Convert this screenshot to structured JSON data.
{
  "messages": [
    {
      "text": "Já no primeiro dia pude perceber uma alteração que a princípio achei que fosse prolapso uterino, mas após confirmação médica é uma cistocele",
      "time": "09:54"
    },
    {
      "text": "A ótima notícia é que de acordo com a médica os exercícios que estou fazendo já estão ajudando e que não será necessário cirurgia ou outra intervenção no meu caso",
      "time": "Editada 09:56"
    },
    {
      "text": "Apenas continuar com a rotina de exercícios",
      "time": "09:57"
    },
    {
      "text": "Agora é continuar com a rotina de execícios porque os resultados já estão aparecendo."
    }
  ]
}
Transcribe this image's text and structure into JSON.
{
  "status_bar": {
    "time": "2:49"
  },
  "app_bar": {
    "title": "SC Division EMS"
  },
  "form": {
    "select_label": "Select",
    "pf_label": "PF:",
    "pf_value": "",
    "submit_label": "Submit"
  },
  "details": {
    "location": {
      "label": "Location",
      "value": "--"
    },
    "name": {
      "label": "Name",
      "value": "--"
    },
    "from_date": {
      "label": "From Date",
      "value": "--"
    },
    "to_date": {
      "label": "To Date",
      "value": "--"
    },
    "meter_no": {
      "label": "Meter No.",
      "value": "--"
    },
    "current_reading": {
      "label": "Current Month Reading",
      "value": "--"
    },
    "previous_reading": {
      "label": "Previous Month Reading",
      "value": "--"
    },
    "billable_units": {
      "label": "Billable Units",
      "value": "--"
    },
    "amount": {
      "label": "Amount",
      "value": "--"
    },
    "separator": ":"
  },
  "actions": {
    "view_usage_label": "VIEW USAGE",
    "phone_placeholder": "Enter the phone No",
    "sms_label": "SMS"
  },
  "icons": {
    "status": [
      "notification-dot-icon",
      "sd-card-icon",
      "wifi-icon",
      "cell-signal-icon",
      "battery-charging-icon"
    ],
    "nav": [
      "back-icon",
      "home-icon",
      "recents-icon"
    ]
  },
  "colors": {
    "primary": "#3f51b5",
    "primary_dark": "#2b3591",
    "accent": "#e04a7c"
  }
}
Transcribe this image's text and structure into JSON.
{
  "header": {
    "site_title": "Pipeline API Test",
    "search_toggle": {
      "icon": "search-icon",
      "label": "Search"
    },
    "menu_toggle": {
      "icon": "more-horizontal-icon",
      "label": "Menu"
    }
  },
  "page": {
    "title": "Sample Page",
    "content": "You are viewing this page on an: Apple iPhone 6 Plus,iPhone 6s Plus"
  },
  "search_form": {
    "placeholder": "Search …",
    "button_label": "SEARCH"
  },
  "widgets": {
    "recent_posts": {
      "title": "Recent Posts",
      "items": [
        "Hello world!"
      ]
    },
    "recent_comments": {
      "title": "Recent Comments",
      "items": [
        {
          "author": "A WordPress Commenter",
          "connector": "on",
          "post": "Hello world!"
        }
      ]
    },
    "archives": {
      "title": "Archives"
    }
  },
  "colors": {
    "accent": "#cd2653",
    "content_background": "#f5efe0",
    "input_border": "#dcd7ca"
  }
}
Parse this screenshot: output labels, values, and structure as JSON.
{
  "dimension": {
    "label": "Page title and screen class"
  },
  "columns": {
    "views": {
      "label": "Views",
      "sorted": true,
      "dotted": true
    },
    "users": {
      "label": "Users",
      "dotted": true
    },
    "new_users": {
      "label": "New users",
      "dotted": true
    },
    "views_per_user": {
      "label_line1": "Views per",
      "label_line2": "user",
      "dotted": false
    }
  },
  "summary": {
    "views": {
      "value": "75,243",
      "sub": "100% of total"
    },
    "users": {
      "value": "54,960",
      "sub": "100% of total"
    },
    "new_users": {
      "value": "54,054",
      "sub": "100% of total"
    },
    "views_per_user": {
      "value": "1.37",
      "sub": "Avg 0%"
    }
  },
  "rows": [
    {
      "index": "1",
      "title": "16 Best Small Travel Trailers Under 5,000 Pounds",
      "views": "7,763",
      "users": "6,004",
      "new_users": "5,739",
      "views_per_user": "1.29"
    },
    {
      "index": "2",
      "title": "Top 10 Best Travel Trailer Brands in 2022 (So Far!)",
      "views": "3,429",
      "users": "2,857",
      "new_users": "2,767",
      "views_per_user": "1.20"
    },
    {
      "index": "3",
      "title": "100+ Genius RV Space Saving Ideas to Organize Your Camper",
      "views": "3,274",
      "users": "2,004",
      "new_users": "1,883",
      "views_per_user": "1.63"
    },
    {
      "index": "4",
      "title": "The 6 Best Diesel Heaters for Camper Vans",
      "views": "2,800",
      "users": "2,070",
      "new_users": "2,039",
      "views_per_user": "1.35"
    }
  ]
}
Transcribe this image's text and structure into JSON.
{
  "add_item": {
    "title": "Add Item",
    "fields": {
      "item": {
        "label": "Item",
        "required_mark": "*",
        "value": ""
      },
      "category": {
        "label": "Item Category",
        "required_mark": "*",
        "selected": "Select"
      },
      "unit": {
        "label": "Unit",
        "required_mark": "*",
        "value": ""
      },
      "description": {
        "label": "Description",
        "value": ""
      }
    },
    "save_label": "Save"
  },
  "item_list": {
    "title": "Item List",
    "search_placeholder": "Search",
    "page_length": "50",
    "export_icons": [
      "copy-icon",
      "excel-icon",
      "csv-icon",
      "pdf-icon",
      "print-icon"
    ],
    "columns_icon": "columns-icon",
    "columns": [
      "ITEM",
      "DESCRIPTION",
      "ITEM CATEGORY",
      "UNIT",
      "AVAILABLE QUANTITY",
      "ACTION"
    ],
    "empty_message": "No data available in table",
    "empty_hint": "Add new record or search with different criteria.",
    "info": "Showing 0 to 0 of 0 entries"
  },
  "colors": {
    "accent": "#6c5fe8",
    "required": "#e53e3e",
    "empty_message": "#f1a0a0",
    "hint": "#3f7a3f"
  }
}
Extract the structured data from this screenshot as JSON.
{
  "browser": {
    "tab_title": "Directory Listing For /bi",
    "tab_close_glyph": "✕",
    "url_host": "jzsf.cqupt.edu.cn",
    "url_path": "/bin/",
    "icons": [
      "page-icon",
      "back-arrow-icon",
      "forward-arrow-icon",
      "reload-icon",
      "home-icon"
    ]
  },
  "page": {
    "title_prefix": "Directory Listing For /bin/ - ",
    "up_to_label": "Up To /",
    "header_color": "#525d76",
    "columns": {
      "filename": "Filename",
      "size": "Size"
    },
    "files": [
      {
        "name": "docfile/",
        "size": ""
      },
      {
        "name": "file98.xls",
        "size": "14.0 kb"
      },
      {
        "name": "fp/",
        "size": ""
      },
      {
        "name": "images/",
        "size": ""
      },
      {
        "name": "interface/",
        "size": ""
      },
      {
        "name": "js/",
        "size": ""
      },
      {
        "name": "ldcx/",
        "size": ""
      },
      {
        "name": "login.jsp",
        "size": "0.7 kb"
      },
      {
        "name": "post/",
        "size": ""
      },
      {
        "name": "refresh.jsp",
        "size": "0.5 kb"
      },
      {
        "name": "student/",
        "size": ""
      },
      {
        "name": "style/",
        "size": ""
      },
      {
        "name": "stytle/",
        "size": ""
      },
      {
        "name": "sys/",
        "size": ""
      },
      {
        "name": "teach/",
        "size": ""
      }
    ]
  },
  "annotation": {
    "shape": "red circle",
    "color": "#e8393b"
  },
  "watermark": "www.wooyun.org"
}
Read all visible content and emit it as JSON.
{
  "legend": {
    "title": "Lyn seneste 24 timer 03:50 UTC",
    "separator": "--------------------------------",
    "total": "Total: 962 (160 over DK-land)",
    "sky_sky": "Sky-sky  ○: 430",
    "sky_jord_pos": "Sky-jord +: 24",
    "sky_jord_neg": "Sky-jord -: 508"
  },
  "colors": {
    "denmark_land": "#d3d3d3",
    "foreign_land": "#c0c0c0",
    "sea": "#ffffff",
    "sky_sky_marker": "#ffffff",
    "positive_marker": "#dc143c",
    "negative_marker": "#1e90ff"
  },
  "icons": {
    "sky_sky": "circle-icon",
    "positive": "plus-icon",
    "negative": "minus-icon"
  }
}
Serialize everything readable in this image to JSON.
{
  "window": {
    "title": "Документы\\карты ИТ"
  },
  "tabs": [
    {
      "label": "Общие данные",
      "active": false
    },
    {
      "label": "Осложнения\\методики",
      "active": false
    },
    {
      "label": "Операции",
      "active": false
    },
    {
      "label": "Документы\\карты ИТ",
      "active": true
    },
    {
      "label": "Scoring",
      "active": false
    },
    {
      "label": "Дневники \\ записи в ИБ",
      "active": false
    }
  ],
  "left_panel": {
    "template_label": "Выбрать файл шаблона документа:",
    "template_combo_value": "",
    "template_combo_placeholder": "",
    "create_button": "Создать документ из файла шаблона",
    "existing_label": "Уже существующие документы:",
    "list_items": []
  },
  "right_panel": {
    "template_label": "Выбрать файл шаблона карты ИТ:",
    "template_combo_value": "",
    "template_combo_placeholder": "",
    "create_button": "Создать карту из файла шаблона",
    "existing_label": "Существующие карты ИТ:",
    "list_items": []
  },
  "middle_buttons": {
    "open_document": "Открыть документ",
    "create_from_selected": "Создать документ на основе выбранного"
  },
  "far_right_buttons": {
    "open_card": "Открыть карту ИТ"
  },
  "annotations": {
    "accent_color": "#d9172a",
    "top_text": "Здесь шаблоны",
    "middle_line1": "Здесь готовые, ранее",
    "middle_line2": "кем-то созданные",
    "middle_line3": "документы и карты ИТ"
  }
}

○ ○ ○

GOAL OF THE EXERCISE: What is the number of lines in the data holding the word "JSON"? Reply with that number only.

WRITTEN REPLY: 8